## Start SOURCE PASSAGE

Today we’d like to introduce you to Paulina MacNeil.
Paulina, we’d love to hear your story and how you got to where you are today both personally and as an artist.
I am originally from Canada and grew up living in Toronto. I lived in several different areas of the city and always spent a lot of time exploring. Toronto has changed a lot since then but some of my best childhood memories include spending time in Cedarvale Park, weekend afternoons in Corso Italia, and getting ice cream at Dutch Dreams. My mother has always been a visual person and she encouraged me to pursue artistic ventures from a young age. Imaginative activities were also a big part of my childhood and I believe that they shaped my understanding of the world around me. I have always been shy and so I also spent a lot of time by myself growing up and still do to this day. My work cites this experience in the way that I have taken interest in online communities that are often maintained over the barriers of screens. I have also found it easier to engage with my surroundings and other people when I have a camera to do so. I am interested in the ways that people connect on the internet and the ways these connections can provide benefits for those involved. My artistic research focuses on topics including ASMR (autonomous sensory meridian response), chatrooms, and techno-spirituality.
We’d love to hear more about your work. What do you do and why and what do you hope others will take away from your work?
My work is research-based and conceptually driven. I find myself utilizing a particular medium based on what I see as relevant for the content I am trying to express to a viewer. Most often, I work with photography, video, sound, text, and performance.
My background is in photography and so I believe that this consistently guides my practice and the way I look at my surroundings. I have explored the definition of surveillance and the ways that we choose to interact with or ignore the experience of living in a world where everything is documented or recorded. I work with appropriated images from IP cameras as well as constructed scenes exploring voyeurism, exhibitionism, and our intimate relationship to technology.

## End SOURCE PASSAGE
## Start STORED DATA

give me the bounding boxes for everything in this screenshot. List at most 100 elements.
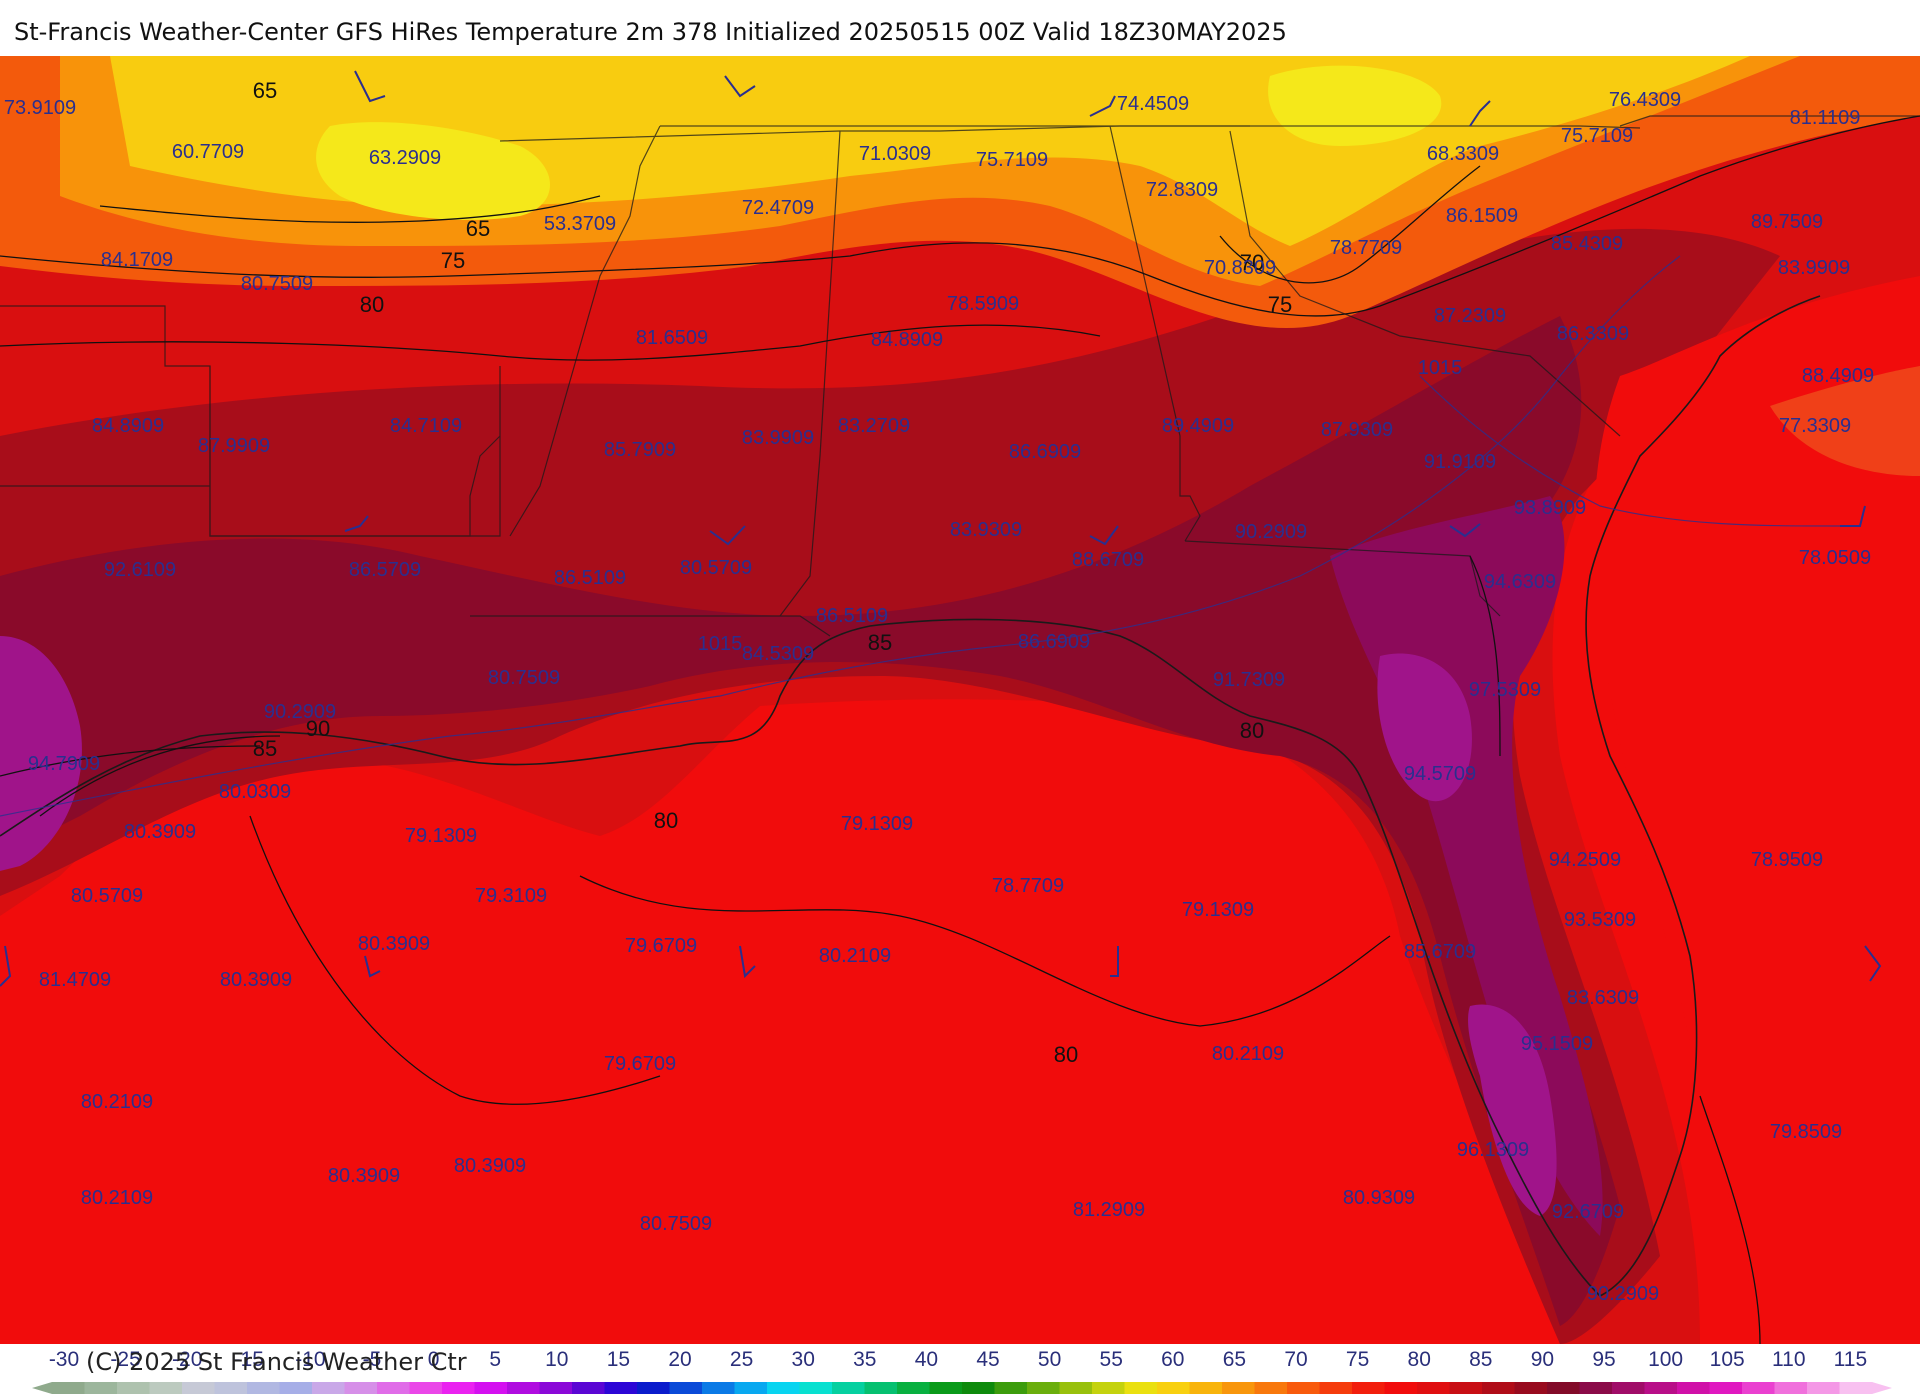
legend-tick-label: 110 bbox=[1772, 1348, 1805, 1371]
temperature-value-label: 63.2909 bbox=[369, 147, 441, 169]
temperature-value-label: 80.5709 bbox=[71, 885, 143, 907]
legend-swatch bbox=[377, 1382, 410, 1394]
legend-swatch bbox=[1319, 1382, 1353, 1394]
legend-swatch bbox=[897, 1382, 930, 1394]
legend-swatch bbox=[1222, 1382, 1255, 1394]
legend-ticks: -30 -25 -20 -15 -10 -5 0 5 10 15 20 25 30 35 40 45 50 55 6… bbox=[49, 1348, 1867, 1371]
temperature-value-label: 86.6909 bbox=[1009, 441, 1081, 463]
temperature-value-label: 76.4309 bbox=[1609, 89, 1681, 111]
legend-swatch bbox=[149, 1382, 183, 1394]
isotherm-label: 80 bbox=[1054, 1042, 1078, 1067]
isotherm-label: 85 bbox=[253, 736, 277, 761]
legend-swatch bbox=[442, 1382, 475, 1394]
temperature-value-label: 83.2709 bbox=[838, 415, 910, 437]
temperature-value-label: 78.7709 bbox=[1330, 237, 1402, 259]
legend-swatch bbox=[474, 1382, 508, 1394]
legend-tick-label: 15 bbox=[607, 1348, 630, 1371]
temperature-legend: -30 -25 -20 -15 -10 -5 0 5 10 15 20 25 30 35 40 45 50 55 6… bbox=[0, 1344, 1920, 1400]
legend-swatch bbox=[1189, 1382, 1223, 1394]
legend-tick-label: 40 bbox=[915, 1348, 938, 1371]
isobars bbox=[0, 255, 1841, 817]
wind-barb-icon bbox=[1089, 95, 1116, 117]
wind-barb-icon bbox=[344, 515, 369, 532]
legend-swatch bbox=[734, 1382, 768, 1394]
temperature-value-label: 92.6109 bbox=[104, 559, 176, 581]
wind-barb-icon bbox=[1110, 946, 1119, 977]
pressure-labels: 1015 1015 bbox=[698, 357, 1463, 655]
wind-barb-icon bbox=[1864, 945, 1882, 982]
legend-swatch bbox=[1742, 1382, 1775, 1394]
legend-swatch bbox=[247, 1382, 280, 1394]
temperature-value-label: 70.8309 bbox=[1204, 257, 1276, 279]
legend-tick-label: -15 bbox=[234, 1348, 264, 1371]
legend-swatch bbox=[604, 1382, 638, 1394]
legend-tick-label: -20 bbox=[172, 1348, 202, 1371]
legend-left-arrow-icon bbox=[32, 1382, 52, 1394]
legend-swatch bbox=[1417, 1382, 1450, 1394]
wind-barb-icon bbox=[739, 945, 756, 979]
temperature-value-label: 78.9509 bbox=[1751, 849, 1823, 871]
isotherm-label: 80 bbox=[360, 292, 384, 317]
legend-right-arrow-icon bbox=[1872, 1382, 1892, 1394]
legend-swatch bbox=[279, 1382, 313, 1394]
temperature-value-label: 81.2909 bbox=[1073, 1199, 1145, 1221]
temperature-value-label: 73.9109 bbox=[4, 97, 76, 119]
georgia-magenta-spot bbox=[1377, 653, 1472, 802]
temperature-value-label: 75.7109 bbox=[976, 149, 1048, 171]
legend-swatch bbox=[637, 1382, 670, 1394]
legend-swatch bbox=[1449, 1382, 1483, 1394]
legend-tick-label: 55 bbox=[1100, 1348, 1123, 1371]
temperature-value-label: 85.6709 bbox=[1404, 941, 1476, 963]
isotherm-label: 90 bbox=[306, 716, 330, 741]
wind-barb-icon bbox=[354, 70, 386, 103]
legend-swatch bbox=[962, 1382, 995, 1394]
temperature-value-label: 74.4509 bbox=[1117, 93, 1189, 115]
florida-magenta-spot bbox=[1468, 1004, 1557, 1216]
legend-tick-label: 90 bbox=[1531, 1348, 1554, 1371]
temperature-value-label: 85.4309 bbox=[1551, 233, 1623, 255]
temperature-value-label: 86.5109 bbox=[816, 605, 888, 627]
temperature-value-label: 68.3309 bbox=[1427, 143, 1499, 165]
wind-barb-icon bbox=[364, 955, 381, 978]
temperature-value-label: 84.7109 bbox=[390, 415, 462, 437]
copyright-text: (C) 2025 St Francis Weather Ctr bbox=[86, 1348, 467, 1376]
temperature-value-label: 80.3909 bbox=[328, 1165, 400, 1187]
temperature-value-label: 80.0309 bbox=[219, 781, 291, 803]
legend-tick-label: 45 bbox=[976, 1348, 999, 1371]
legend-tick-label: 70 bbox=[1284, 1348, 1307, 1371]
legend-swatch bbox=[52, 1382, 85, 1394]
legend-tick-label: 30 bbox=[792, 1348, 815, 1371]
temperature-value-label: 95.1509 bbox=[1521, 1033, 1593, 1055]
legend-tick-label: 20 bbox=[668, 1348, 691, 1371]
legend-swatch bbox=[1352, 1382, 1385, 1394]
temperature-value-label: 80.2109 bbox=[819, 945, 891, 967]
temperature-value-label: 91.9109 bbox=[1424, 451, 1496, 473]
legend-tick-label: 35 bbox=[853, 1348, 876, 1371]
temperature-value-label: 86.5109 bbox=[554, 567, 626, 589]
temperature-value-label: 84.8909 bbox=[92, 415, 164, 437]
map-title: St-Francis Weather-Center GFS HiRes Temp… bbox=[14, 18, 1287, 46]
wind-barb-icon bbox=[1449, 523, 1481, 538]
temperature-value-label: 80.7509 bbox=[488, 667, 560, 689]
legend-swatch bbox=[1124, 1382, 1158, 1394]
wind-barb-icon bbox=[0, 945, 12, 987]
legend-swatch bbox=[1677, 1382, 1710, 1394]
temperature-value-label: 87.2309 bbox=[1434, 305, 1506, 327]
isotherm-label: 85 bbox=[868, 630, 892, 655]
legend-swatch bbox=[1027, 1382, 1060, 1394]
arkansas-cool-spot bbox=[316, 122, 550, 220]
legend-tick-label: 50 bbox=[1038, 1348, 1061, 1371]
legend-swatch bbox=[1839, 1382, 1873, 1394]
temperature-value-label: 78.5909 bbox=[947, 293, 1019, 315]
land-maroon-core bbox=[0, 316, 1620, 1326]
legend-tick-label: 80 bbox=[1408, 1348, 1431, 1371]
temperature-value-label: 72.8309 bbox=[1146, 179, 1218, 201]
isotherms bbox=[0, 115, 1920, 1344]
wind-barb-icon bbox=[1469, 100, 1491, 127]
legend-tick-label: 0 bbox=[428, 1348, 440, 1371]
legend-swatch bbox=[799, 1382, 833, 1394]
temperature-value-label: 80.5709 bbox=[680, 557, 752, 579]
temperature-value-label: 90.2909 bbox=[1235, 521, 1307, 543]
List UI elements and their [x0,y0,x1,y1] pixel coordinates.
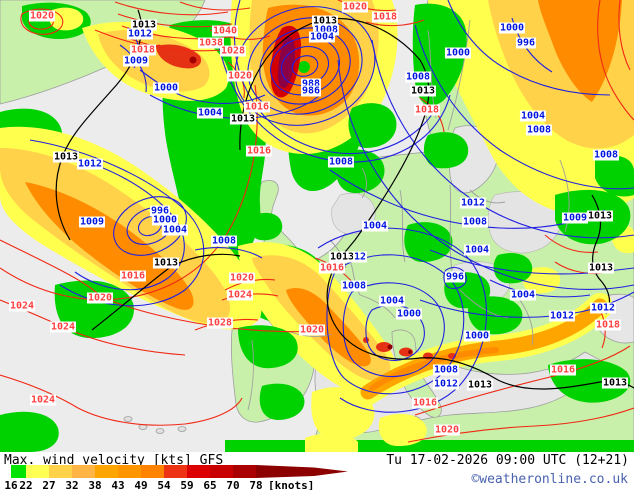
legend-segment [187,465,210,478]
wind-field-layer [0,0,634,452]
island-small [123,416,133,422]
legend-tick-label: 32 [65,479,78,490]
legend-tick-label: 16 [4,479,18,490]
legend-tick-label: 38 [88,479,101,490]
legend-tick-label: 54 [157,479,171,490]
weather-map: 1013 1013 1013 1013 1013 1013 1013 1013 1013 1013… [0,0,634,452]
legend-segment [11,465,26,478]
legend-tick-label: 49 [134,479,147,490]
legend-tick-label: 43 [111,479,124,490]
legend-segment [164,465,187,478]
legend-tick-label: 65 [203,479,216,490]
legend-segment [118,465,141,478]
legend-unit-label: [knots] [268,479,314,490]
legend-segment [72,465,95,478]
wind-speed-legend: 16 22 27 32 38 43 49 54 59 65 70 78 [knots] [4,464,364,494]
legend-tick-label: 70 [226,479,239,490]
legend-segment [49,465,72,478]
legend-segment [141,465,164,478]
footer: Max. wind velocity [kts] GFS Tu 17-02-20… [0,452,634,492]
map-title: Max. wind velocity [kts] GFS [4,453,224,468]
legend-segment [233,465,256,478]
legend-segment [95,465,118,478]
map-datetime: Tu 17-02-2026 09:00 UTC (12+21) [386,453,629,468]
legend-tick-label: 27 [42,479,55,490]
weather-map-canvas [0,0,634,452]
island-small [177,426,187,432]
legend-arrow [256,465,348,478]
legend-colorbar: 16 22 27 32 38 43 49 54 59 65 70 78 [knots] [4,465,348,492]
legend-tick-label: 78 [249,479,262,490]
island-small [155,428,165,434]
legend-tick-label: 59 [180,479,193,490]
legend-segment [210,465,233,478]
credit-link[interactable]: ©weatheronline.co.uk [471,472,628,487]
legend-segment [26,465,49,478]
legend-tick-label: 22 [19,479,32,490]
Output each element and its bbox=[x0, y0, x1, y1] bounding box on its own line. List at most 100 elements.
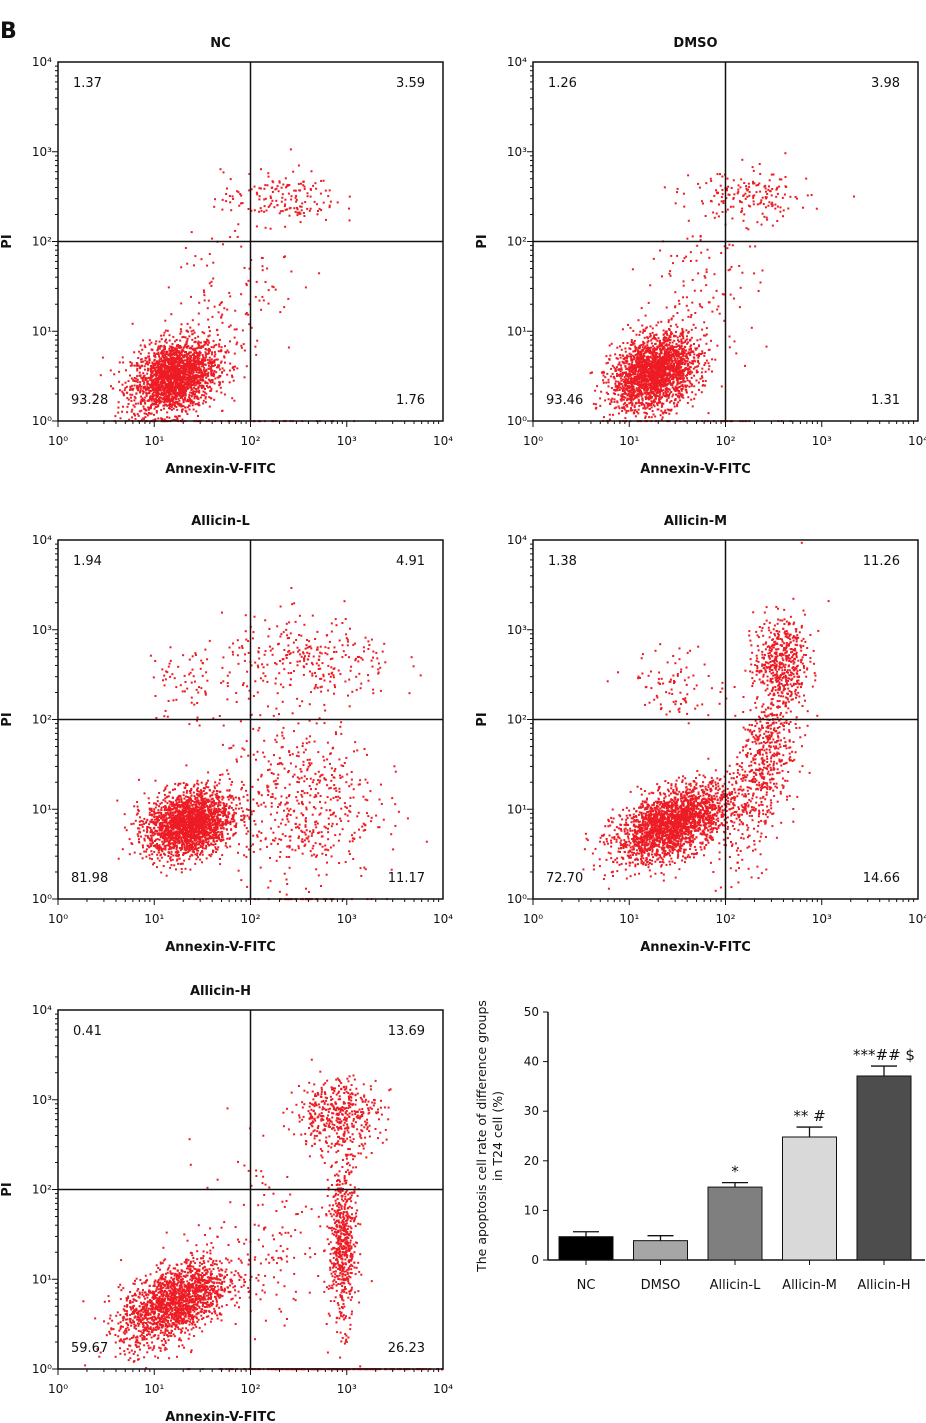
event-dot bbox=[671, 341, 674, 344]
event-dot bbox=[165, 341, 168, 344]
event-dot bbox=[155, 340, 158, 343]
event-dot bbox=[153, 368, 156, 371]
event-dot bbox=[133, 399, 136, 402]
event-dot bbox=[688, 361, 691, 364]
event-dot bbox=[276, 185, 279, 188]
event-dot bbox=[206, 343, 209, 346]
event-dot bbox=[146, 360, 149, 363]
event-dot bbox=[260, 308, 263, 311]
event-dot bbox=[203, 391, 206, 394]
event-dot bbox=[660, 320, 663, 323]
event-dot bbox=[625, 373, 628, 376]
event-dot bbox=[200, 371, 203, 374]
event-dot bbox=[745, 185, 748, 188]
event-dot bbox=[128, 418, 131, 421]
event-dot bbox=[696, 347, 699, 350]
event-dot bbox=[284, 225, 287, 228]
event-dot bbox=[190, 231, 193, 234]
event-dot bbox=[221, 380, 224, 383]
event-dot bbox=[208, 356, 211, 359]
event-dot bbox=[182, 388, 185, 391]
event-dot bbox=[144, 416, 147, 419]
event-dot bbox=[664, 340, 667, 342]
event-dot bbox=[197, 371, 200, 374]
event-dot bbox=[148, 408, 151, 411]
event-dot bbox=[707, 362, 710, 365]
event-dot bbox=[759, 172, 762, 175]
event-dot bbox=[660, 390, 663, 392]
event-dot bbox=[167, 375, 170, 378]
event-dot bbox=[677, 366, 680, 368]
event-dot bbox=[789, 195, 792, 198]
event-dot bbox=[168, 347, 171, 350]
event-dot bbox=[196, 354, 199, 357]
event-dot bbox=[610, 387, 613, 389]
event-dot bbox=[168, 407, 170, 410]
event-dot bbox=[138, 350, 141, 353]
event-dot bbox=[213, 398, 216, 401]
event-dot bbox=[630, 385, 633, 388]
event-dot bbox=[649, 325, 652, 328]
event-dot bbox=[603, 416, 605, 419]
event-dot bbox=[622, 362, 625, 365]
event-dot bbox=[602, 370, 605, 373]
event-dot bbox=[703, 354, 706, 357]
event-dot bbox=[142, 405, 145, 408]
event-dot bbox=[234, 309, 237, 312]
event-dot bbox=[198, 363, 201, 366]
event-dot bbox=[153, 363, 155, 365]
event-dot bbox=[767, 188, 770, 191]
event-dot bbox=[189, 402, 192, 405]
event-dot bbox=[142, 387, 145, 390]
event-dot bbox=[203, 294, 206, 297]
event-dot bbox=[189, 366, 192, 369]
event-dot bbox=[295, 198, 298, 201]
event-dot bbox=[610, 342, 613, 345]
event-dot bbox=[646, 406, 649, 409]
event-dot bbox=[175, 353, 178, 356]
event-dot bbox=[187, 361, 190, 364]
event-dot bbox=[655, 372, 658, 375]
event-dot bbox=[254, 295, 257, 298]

## End STORED DATA

• STATED TASK 1: Judge whether each of the following statements agrees with the interview with Paulina MacNeil, answering yes or no and quoting the deciding words of the interview: (a) MacNeil grew up in Toronto; (b) MacNeil's background is in sculpture; (c) MacNeil's mother discouraged artistic pursuits during childhood.
• STATED TASK 2: Carry the interview with Paulina MacNeil forward from the point at which it stops, in the same first-person voice.

• WRITTEN ANSWER 1:
(a) Yes: "I am originally from Canada and grew up living in Toronto."
(b) No: "My background is in photography"
(c) No: "she encouraged me to pursue artistic ventures from a young age."

• WRITTEN ANSWER 2:
Most recently, I have been trying to create work that evokes a positive sensory experience in the viewer. I am interested in connecting with strangers through methods of sound and image. The intention is to bring attention to the ways that the internet can be explored as a tranquil space to slow down rather than a place of overstimulation. I utilize techniques from ASMR performers, mindfulness, and neuro-linguistic programming in order to do so. I do not consider myself a technophobic nor a technophile, rather I think that there is further potential for alternate communities online of care and assistance beyond what currently exists.
What do you think it takes to be successful as an artist?
I don’t know if I am at a point in my life where I can answer this question. I also feel that the definition of successful changes among each artist. I know that for myself, I feel successful when I know that a work I have made has had an effect on someone, whether it is good or bad. I would prefer that it is a good effect, but bad can be interesting too.
Do you have any events or exhibitions coming up? Where would one go to see more of your work? How can people support you and your artwork?
I exhibit at galleries and community spaces. Most recently, I was included in the Photographic Resource Center’s Annual Student Show at the Lunder Art Center and held a solo exhibition in the Tower Gallery in Tisch Library at Tufts University.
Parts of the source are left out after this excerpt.